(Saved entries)
= = = = =

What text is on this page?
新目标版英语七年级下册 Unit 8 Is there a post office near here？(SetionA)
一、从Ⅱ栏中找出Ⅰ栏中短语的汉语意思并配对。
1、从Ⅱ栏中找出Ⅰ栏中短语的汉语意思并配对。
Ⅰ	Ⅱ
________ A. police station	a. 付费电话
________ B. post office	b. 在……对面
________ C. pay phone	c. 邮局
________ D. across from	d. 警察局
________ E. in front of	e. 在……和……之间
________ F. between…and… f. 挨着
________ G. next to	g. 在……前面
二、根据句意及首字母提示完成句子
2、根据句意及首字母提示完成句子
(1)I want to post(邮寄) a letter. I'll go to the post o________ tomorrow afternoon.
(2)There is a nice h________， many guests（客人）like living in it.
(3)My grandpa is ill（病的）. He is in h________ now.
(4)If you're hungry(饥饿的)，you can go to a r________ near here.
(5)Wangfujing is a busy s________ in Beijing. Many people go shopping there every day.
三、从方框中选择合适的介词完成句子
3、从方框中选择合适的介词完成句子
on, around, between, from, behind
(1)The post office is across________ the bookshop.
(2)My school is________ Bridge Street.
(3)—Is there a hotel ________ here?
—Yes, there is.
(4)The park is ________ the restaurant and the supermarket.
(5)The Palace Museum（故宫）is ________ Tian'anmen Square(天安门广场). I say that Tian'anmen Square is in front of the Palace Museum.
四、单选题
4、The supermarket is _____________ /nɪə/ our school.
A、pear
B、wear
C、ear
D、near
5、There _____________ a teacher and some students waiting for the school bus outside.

= = = = =

__Goal of the exercise__. All of the data shown above must be copied exactly.

__Complete output__.
What text is on this page?
新目标版英语七年级下册 Unit 8 Is there a post office near here？(SetionA)
一、从Ⅱ栏中找出Ⅰ栏中短语的汉语意思并配对。
1、从Ⅱ栏中找出Ⅰ栏中短语的汉语意思并配对。
Ⅰ	Ⅱ
________ A. police station	a. 付费电话
________ B. post office	b. 在……对面
________ C. pay phone	c. 邮局
________ D. across from	d. 警察局
________ E. in front of	e. 在……和……之间
________ F. between…and… f. 挨着
________ G. next to	g. 在……前面
二、根据句意及首字母提示完成句子
2、根据句意及首字母提示完成句子
(1)I want to post(邮寄) a letter. I'll go to the post o________ tomorrow afternoon.
(2)There is a nice h________， many guests（客人）like living in it.
(3)My grandpa is ill（病的）. He is in h________ now.
(4)If you're hungry(饥饿的)，you can go to a r________ near here.
(5)Wangfujing is a busy s________ in Beijing. Many people go shopping there every day.
三、从方框中选择合适的介词完成句子
3、从方框中选择合适的介词完成句子
on, around, between, from, behind
(1)The post office is across________ the bookshop.
(2)My school is________ Bridge Street.
(3)—Is there a hotel ________ here?
—Yes, there is.
(4)The park is ________ the restaurant and the supermarket.
(5)The Palace Museum（故宫）is ________ Tian'anmen Square(天安门广场). I say that Tian'anmen Square is in front of the Palace Museum.
四、单选题
4、The supermarket is _____________ /nɪə/ our school.
A、pear
B、wear
C、ear
D、near
5、There _____________ a teacher and some students waiting for the school bus outside.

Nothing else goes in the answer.